§ Input records

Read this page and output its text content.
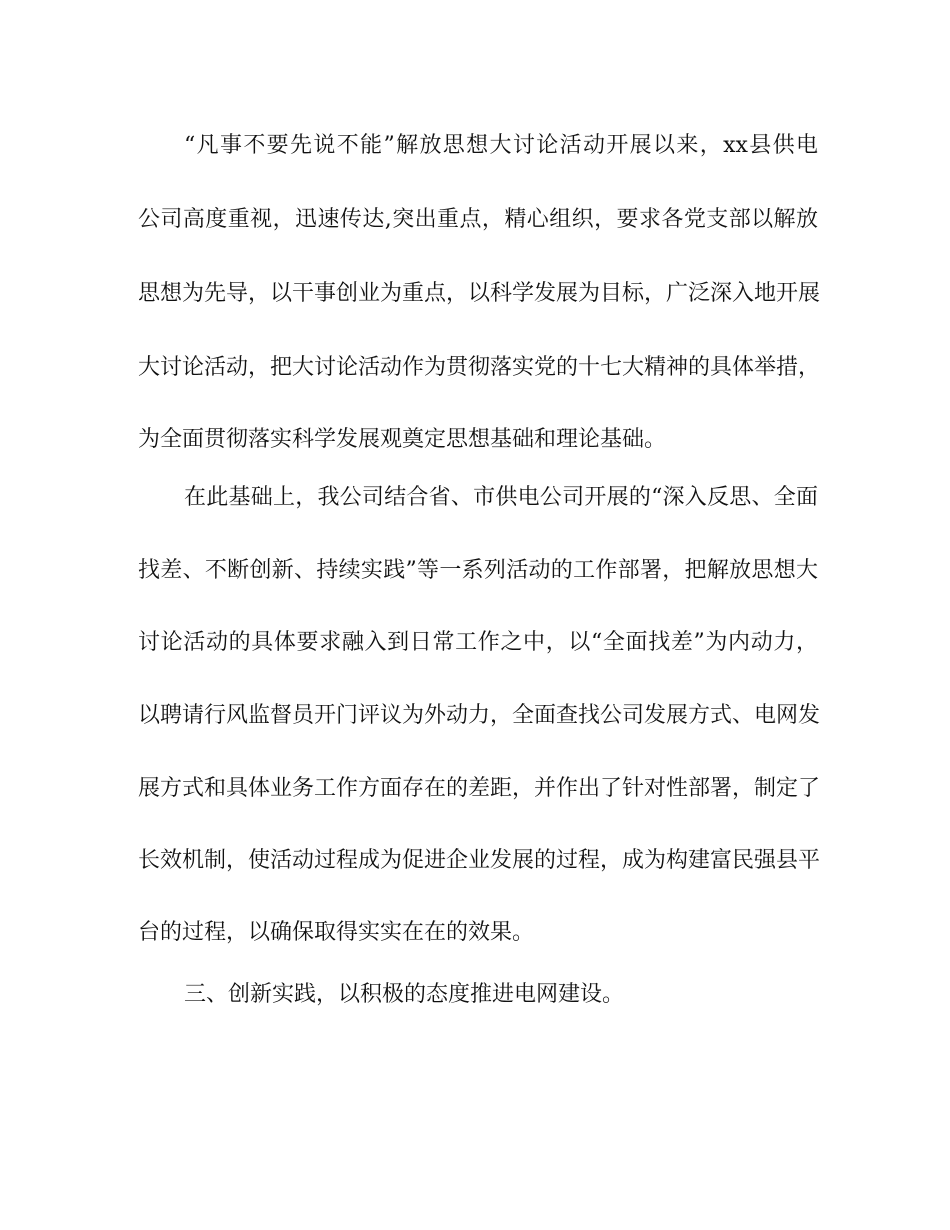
“凡事不要先说不能”解放思想大讨论活动开展以来，xx县供电
公司高度重视，迅速传达,突出重点，精心组织，要求各党支部以解放
思想为先导，以干事创业为重点，以科学发展为目标，广泛深入地开展
大讨论活动，把大讨论活动作为贯彻落实党的十七大精神的具体举措，
为全面贯彻落实科学发展观奠定思想基础和理论基础。
在此基础上，我公司结合省、市供电公司开展的“深入反思、全面
找差、不断创新、持续实践”等一系列活动的工作部署，把解放思想大
讨论活动的具体要求融入到日常工作之中，以“全面找差”为内动力，
以聘请行风监督员开门评议为外动力，全面查找公司发展方式、电网发
展方式和具体业务工作方面存在的差距，并作出了针对性部署，制定了
长效机制，使活动过程成为促进企业发展的过程，成为构建富民强县平
台的过程，以确保取得实实在在的效果。
三、创新实践，以积极的态度推进电网建设。
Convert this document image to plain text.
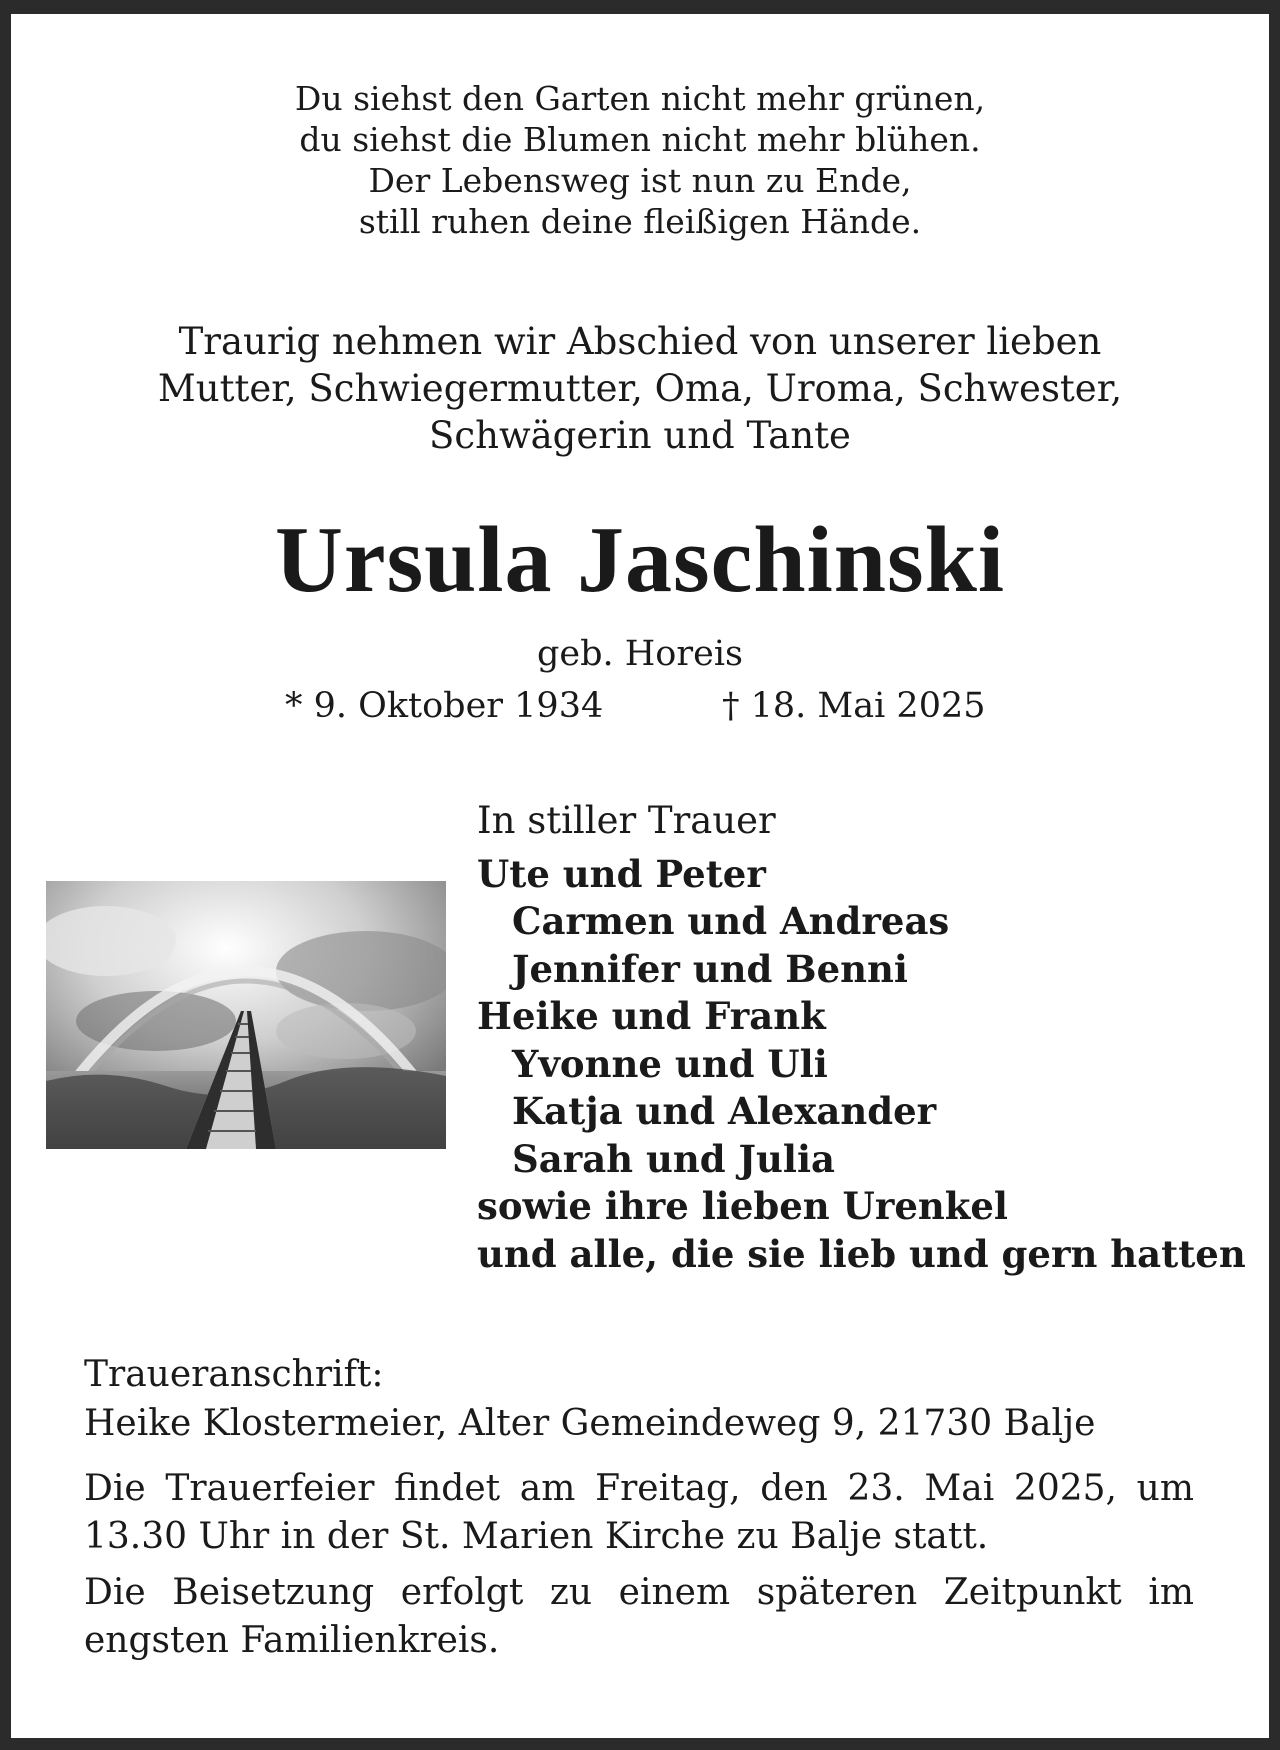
Du siehst den Garten nicht mehr grünen,
du siehst die Blumen nicht mehr blühen.
Der Lebensweg ist nun zu Ende,
still ruhen deine fleißigen Hände.
Traurig nehmen wir Abschied von unserer lieben
Mutter, Schwiegermutter, Oma, Uroma, Schwester,
Schwägerin und Tante
Ursula Jaschinski
geb. Horeis
* 9. Oktober 1934	† 18. Mai 2025
In stiller Trauer
Ute und Peter
Carmen und Andreas
Jennifer und Benni
Heike und Frank
Yvonne und Uli
Katja und Alexander
Sarah und Julia
sowie ihre lieben Urenkel
und alle, die sie lieb und gern hatten
Traueranschrift:
Heike Klostermeier, Alter Gemeindeweg 9, 21730 Balje

Die Trauerfeier findet am Freitag, den 23. Mai 2025, um 13.30 Uhr in der St. Marien Kirche zu Balje statt.

Die Beisetzung erfolgt zu einem späteren Zeitpunkt im engsten Familienkreis.
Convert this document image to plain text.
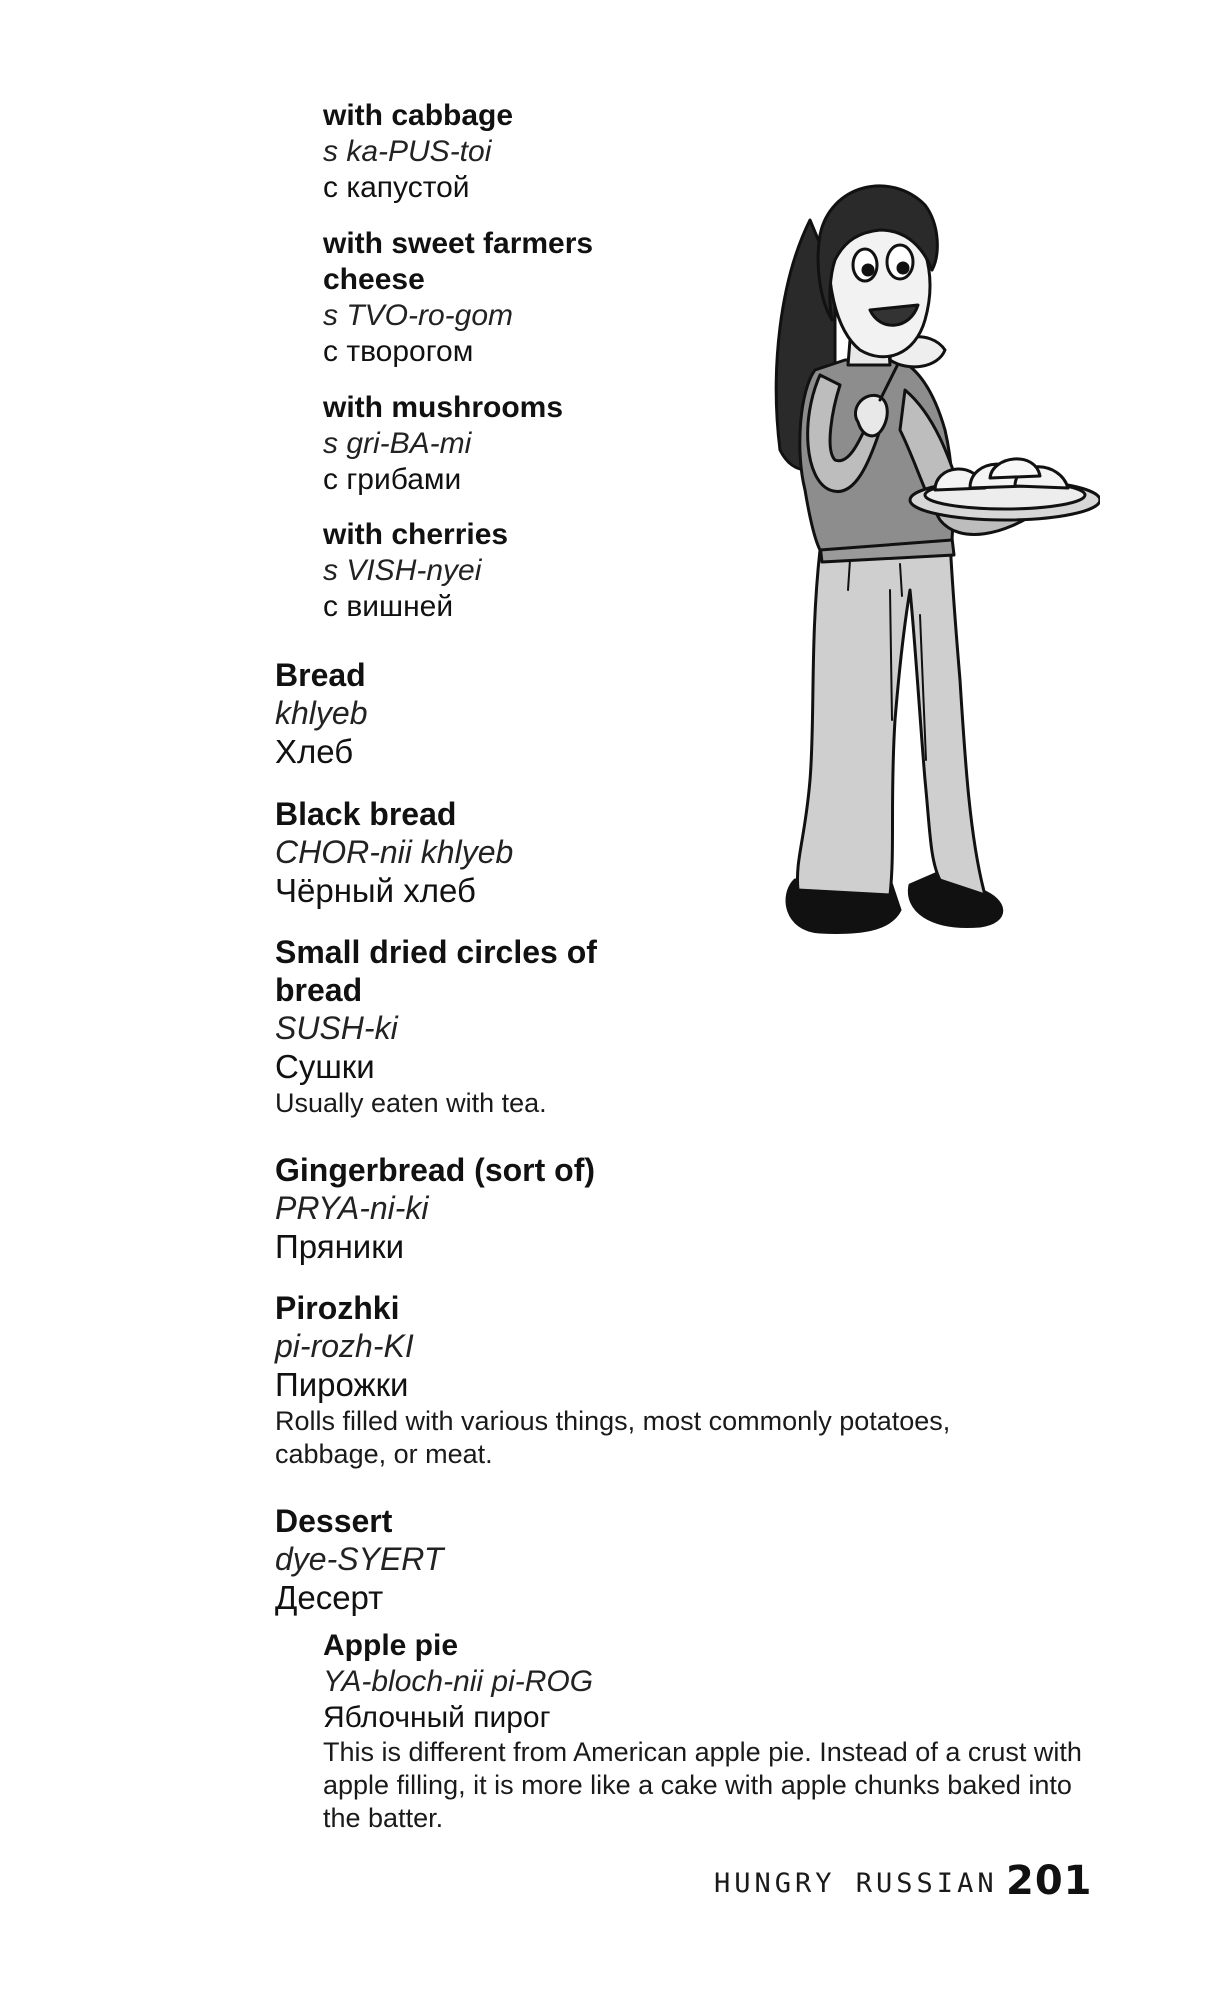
with cabbage
s ka-PUS-toi
с капустой
with sweet farmers cheese
s TVO-ro-gom
с творогом
with mushrooms
s gri-BA-mi
с грибами
with cherries
s VISH-nyei
с вишней
Bread
khlyeb
Хлеб
Black bread
CHOR-nii khlyeb
Чёрный хлеб
Small dried circles of bread
SUSH-ki
Сушки
Usually eaten with tea.
Gingerbread (sort of)
PRYA-ni-ki
Пряники
Pirozhki
pi-rozh-KI
Пирожки
Rolls filled with various things, most commonly potatoes, cabbage, or meat.
Dessert
dye-SYERT
Десерт
Apple pie
YA-bloch-nii pi-ROG
Яблочный пирог
This is different from American apple pie. Instead of a crust with apple filling, it is more like a cake with apple chunks baked into the batter.
HUNGRY RUSSIAN 201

§ Set exercise
Among the lines above, how many contain the string "siehst"? State the number alone.

§ Result of this exercise
2